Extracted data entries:
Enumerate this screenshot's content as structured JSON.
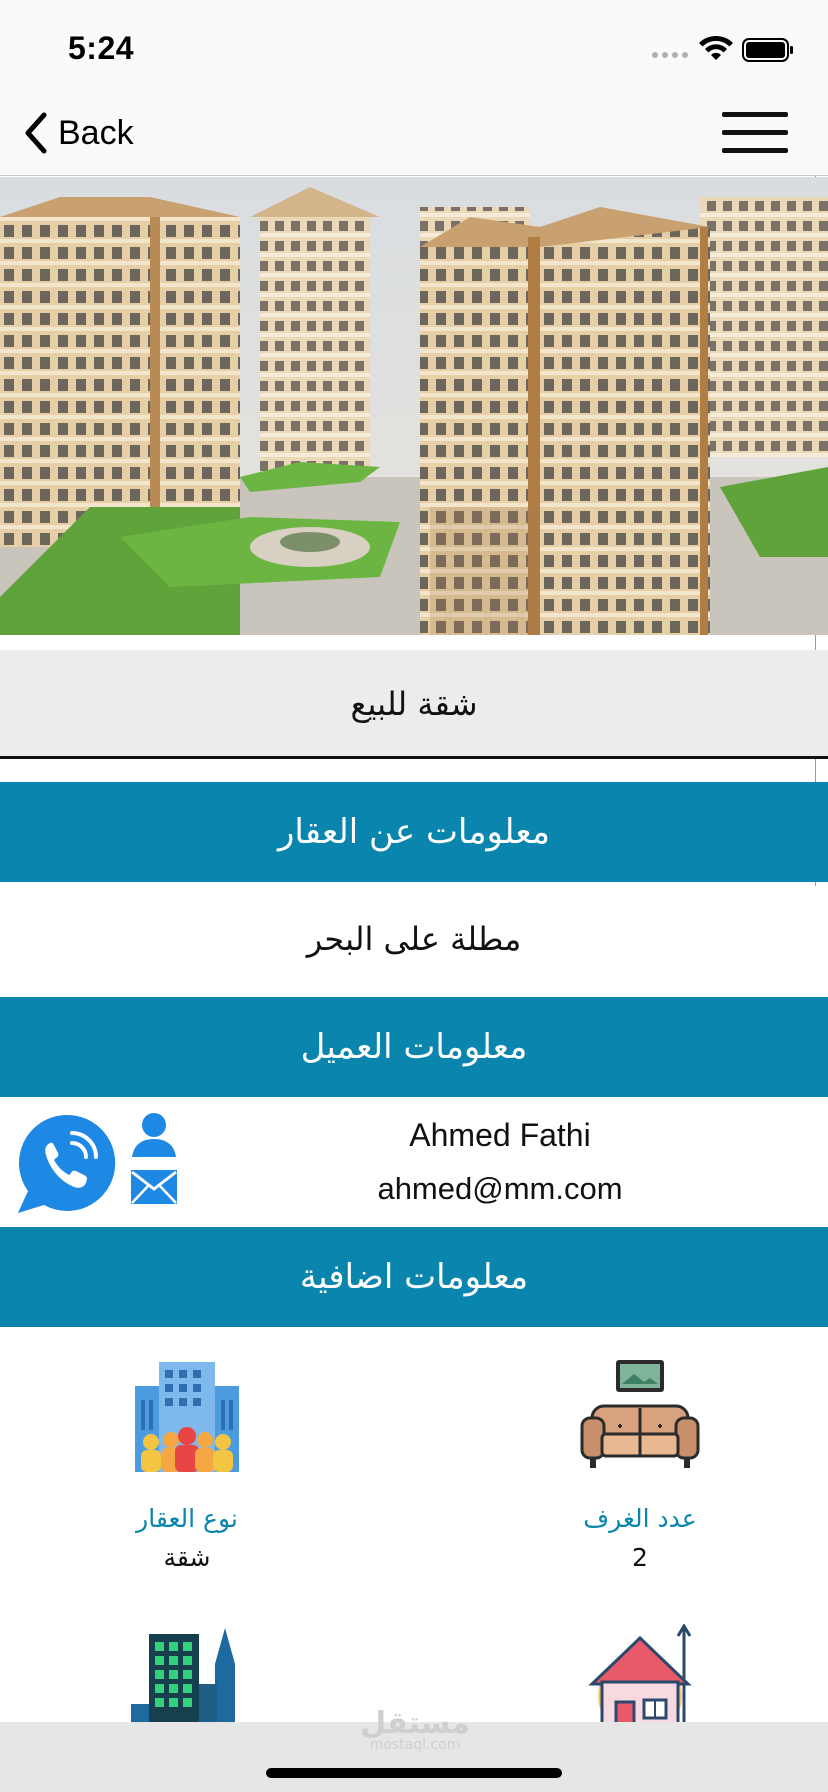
{
  "status_bar": {
    "time": "5:24"
  },
  "nav": {
    "back_label": "Back"
  },
  "listing": {
    "title": "شقة للبيع",
    "property_section_title": "معلومات عن العقار",
    "property_description": "مطلة على البحر"
  },
  "client": {
    "section_title": "معلومات العميل",
    "name": "Ahmed Fathi",
    "email": "ahmed@mm.com"
  },
  "extra": {
    "section_title": "معلومات اضافية",
    "features": [
      {
        "label": "عدد الغرف",
        "value": "2",
        "icon": "sofa-icon"
      },
      {
        "label": "نوع العقار",
        "value": "شقة",
        "icon": "building-type-icon"
      },
      {
        "icon": "house-price-icon"
      },
      {
        "icon": "skyscraper-icon"
      }
    ]
  },
  "watermark": {
    "arabic": "مستقل",
    "latin": "mostaql.com"
  },
  "colors": {
    "accent": "#0a85ad",
    "call_button": "#1e88e5"
  }
}
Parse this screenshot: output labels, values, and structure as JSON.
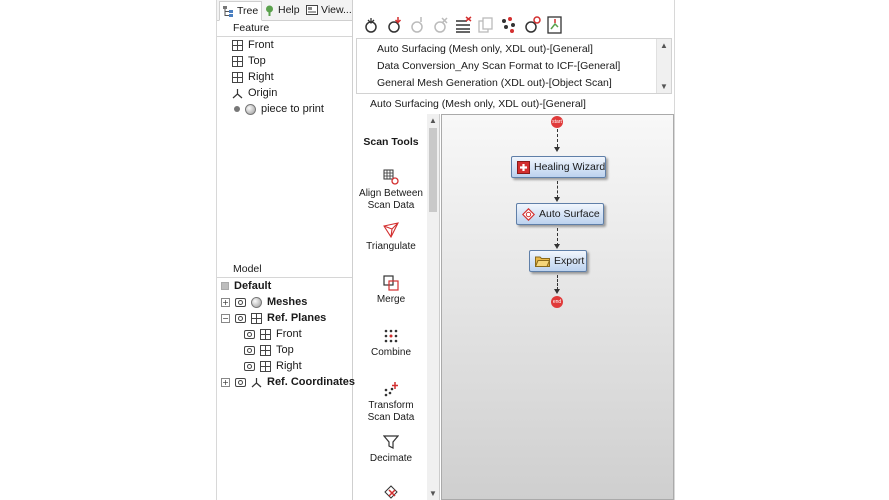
{
  "tabs": [
    {
      "label": "Tree",
      "icon": "tree-icon"
    },
    {
      "label": "Help",
      "icon": "help-icon"
    },
    {
      "label": "View...",
      "icon": "view-icon"
    }
  ],
  "feature": {
    "title": "Feature",
    "items": [
      {
        "label": "Front",
        "icon": "plane-icon"
      },
      {
        "label": "Top",
        "icon": "plane-icon"
      },
      {
        "label": "Right",
        "icon": "plane-icon"
      },
      {
        "label": "Origin",
        "icon": "origin-axes-icon"
      },
      {
        "label": "piece to print",
        "icon": "mesh-icon"
      }
    ]
  },
  "model": {
    "title": "Model",
    "default_label": "Default",
    "items": [
      {
        "label": "Meshes",
        "expander": "+"
      },
      {
        "label": "Ref. Planes",
        "expander": "−"
      },
      {
        "label": "Front"
      },
      {
        "label": "Top"
      },
      {
        "label": "Right"
      },
      {
        "label": "Ref. Coordinates",
        "expander": "+"
      }
    ]
  },
  "toolbar": {
    "icons": [
      "new-job-icon",
      "import-job-icon",
      "run-icon",
      "stop-icon",
      "delete-list-icon",
      "copy-icon",
      "cloud-points-icon",
      "settings-icon",
      "export-icon"
    ]
  },
  "jobs": {
    "items": [
      "Auto Surfacing (Mesh only, XDL out)-[General]",
      "Data Conversion_Any Scan Format to ICF-[General]",
      "General Mesh Generation (XDL out)-[Object Scan]"
    ],
    "selected": "Auto Surfacing (Mesh only, XDL out)-[General]"
  },
  "tools": {
    "title": "Scan Tools",
    "items": [
      {
        "label": "Align Between Scan Data",
        "icon": "align-icon"
      },
      {
        "label": "Triangulate",
        "icon": "triangulate-icon"
      },
      {
        "label": "Merge",
        "icon": "merge-icon"
      },
      {
        "label": "Combine",
        "icon": "combine-icon"
      },
      {
        "label": "Transform Scan Data",
        "icon": "transform-icon"
      },
      {
        "label": "Decimate",
        "icon": "decimate-icon"
      }
    ]
  },
  "flow": {
    "start_label": "start",
    "end_label": "end",
    "nodes": [
      {
        "label": "Healing Wizard",
        "icon": "healing-icon"
      },
      {
        "label": "Auto Surface",
        "icon": "auto-surface-icon"
      },
      {
        "label": "Export",
        "icon": "folder-icon"
      }
    ]
  },
  "colors": {
    "node_border": "#5f7fa8",
    "terminal": "#e03a3a",
    "accent_red": "#d32f2f"
  }
}
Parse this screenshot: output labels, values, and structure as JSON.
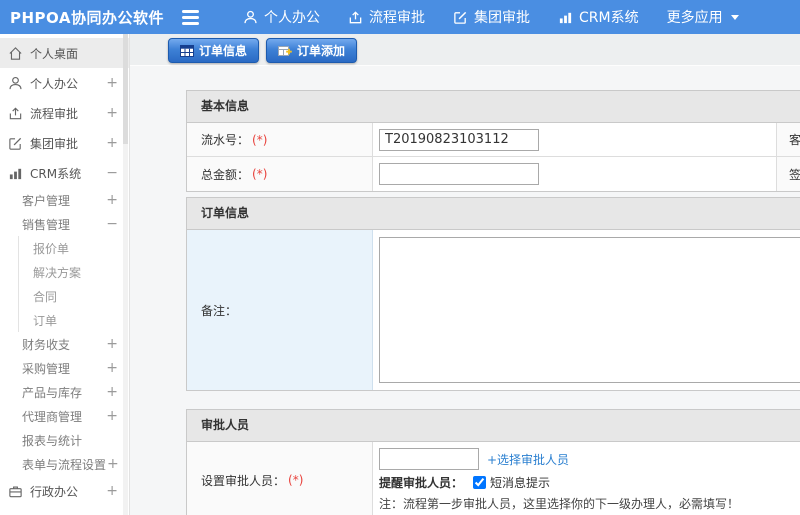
{
  "colors": {
    "accent": "#4a8ee2",
    "tab_border": "#1d5bae",
    "link": "#2a7fd0",
    "required": "#e8423c"
  },
  "header": {
    "logo": "PHPOA协同办公软件",
    "nav": [
      {
        "label": "个人办公",
        "icon": "person-icon"
      },
      {
        "label": "流程审批",
        "icon": "flow-icon"
      },
      {
        "label": "集团审批",
        "icon": "edit-icon"
      },
      {
        "label": "CRM系统",
        "icon": "chart-icon"
      },
      {
        "label": "更多应用",
        "icon": "caret-down-icon"
      }
    ]
  },
  "sidebar": {
    "items": [
      {
        "label": "个人桌面",
        "icon": "home-icon",
        "expander": "",
        "active": true
      },
      {
        "label": "个人办公",
        "icon": "person-icon",
        "expander": "+"
      },
      {
        "label": "流程审批",
        "icon": "flow-icon",
        "expander": "+"
      },
      {
        "label": "集团审批",
        "icon": "edit-icon",
        "expander": "+"
      },
      {
        "label": "CRM系统",
        "icon": "chart-icon",
        "expander": "−"
      },
      {
        "label": "客户管理",
        "expander": "+"
      },
      {
        "label": "销售管理",
        "expander": "−"
      },
      {
        "label": "报价单",
        "expander": ""
      },
      {
        "label": "解决方案",
        "expander": ""
      },
      {
        "label": "合同",
        "expander": ""
      },
      {
        "label": "订单",
        "expander": ""
      },
      {
        "label": "财务收支",
        "expander": "+"
      },
      {
        "label": "采购管理",
        "expander": "+"
      },
      {
        "label": "产品与库存",
        "expander": "+"
      },
      {
        "label": "代理商管理",
        "expander": "+"
      },
      {
        "label": "报表与统计",
        "expander": ""
      },
      {
        "label": "表单与流程设置",
        "expander": "+"
      },
      {
        "label": "行政办公",
        "icon": "briefcase-icon",
        "expander": "+"
      }
    ]
  },
  "tabbar": {
    "tabs": [
      {
        "label": "订单信息",
        "icon": "table-icon"
      },
      {
        "label": "订单添加",
        "icon": "table-add-icon"
      }
    ]
  },
  "form": {
    "basic": {
      "title": "基本信息",
      "rows": [
        {
          "label": "流水号：",
          "required": "(*)",
          "value": "T20190823103112",
          "right_label": "客"
        },
        {
          "label": "总金额：",
          "required": "(*)",
          "value": "",
          "right_label": "签"
        }
      ]
    },
    "order": {
      "title": "订单信息",
      "note_label": "备注："
    },
    "approver": {
      "title": "审批人员",
      "label": "设置审批人员：",
      "required": "(*)",
      "input_value": "",
      "select_link": "+选择审批人员",
      "remind_label": "提醒审批人员：",
      "sms_label": "短消息提示",
      "note": "注：流程第一步审批人员，这里选择你的下一级办理人，必需填写！"
    }
  }
}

• [Prompt]
Take the records above and transcribe them exactly, dropping every picture.

• [Written solution]
Enumerate this screenshot's content as structured JSON.
{
  "status_bar": {
    "time": "5:24"
  },
  "nav": {
    "back_label": "Back"
  },
  "listing": {
    "title": "شقة للبيع",
    "property_section_title": "معلومات عن العقار",
    "property_description": "مطلة على البحر"
  },
  "client": {
    "section_title": "معلومات العميل",
    "name": "Ahmed Fathi",
    "email": "ahmed@mm.com"
  },
  "extra": {
    "section_title": "معلومات اضافية",
    "features": [
      {
        "label": "عدد الغرف",
        "value": "2",
        "icon": "sofa-icon"
      },
      {
        "label": "نوع العقار",
        "value": "شقة",
        "icon": "building-type-icon"
      },
      {
        "icon": "house-price-icon"
      },
      {
        "icon": "skyscraper-icon"
      }
    ]
  },
  "watermark": {
    "arabic": "مستقل",
    "latin": "mostaql.com"
  },
  "colors": {
    "accent": "#0a85ad",
    "call_button": "#1e88e5"
  }
}
Parse this screenshot: output labels, values, and structure as JSON.
{
  "tabs": [
    {
      "label": "Tree",
      "icon": "tree-icon"
    },
    {
      "label": "Help",
      "icon": "help-icon"
    },
    {
      "label": "View...",
      "icon": "view-icon"
    }
  ],
  "feature": {
    "title": "Feature",
    "items": [
      {
        "label": "Front",
        "icon": "plane-icon"
      },
      {
        "label": "Top",
        "icon": "plane-icon"
      },
      {
        "label": "Right",
        "icon": "plane-icon"
      },
      {
        "label": "Origin",
        "icon": "origin-axes-icon"
      },
      {
        "label": "piece to print",
        "icon": "mesh-icon"
      }
    ]
  },
  "model": {
    "title": "Model",
    "default_label": "Default",
    "items": [
      {
        "label": "Meshes",
        "expander": "+"
      },
      {
        "label": "Ref. Planes",
        "expander": "−"
      },
      {
        "label": "Front"
      },
      {
        "label": "Top"
      },
      {
        "label": "Right"
      },
      {
        "label": "Ref. Coordinates",
        "expander": "+"
      }
    ]
  },
  "toolbar": {
    "icons": [
      "new-job-icon",
      "import-job-icon",
      "run-icon",
      "stop-icon",
      "delete-list-icon",
      "copy-icon",
      "cloud-points-icon",
      "settings-icon",
      "export-icon"
    ]
  },
  "jobs": {
    "items": [
      "Auto Surfacing (Mesh only, XDL out)-[General]",
      "Data Conversion_Any Scan Format to ICF-[General]",
      "General Mesh Generation (XDL out)-[Object Scan]"
    ],
    "selected": "Auto Surfacing (Mesh only, XDL out)-[General]"
  },
  "tools": {
    "title": "Scan Tools",
    "items": [
      {
        "label": "Align Between Scan Data",
        "icon": "align-icon"
      },
      {
        "label": "Triangulate",
        "icon": "triangulate-icon"
      },
      {
        "label": "Merge",
        "icon": "merge-icon"
      },
      {
        "label": "Combine",
        "icon": "combine-icon"
      },
      {
        "label": "Transform Scan Data",
        "icon": "transform-icon"
      },
      {
        "label": "Decimate",
        "icon": "decimate-icon"
      }
    ]
  },
  "flow": {
    "start_label": "start",
    "end_label": "end",
    "nodes": [
      {
        "label": "Healing Wizard",
        "icon": "healing-icon"
      },
      {
        "label": "Auto Surface",
        "icon": "auto-surface-icon"
      },
      {
        "label": "Export",
        "icon": "folder-icon"
      }
    ]
  },
  "colors": {
    "node_border": "#5f7fa8",
    "terminal": "#e03a3a",
    "accent_red": "#d32f2f"
  }
}
Parse this screenshot: output labels, values, and structure as JSON.
{
  "colors": {
    "accent": "#4a8ee2",
    "tab_border": "#1d5bae",
    "link": "#2a7fd0",
    "required": "#e8423c"
  },
  "header": {
    "logo": "PHPOA协同办公软件",
    "nav": [
      {
        "label": "个人办公",
        "icon": "person-icon"
      },
      {
        "label": "流程审批",
        "icon": "flow-icon"
      },
      {
        "label": "集团审批",
        "icon": "edit-icon"
      },
      {
        "label": "CRM系统",
        "icon": "chart-icon"
      },
      {
        "label": "更多应用",
        "icon": "caret-down-icon"
      }
    ]
  },
  "sidebar": {
    "items": [
      {
        "label": "个人桌面",
        "icon": "home-icon",
        "expander": "",
        "active": true
      },
      {
        "label": "个人办公",
        "icon": "person-icon",
        "expander": "+"
      },
      {
        "label": "流程审批",
        "icon": "flow-icon",
        "expander": "+"
      },
      {
        "label": "集团审批",
        "icon": "edit-icon",
        "expander": "+"
      },
      {
        "label": "CRM系统",
        "icon": "chart-icon",
        "expander": "−"
      },
      {
        "label": "客户管理",
        "expander": "+"
      },
      {
        "label": "销售管理",
        "expander": "−"
      },
      {
        "label": "报价单",
        "expander": ""
      },
      {
        "label": "解决方案",
        "expander": ""
      },
      {
        "label": "合同",
        "expander": ""
      },
      {
        "label": "订单",
        "expander": ""
      },
      {
        "label": "财务收支",
        "expander": "+"
      },
      {
        "label": "采购管理",
        "expander": "+"
      },
      {
        "label": "产品与库存",
        "expander": "+"
      },
      {
        "label": "代理商管理",
        "expander": "+"
      },
      {
        "label": "报表与统计",
        "expander": ""
      },
      {
        "label": "表单与流程设置",
        "expander": "+"
      },
      {
        "label": "行政办公",
        "icon": "briefcase-icon",
        "expander": "+"
      }
    ]
  },
  "tabbar": {
    "tabs": [
      {
        "label": "订单信息",
        "icon": "table-icon"
      },
      {
        "label": "订单添加",
        "icon": "table-add-icon"
      }
    ]
  },
  "form": {
    "basic": {
      "title": "基本信息",
      "rows": [
        {
          "label": "流水号：",
          "required": "(*)",
          "value": "T20190823103112",
          "right_label": "客"
        },
        {
          "label": "总金额：",
          "required": "(*)",
          "value": "",
          "right_label": "签"
        }
      ]
    },
    "order": {
      "title": "订单信息",
      "note_label": "备注："
    },
    "approver": {
      "title": "审批人员",
      "label": "设置审批人员：",
      "required": "(*)",
      "input_value": "",
      "select_link": "+选择审批人员",
      "remind_label": "提醒审批人员：",
      "sms_label": "短消息提示",
      "note": "注：流程第一步审批人员，这里选择你的下一级办理人，必需填写！"
    }
  }
}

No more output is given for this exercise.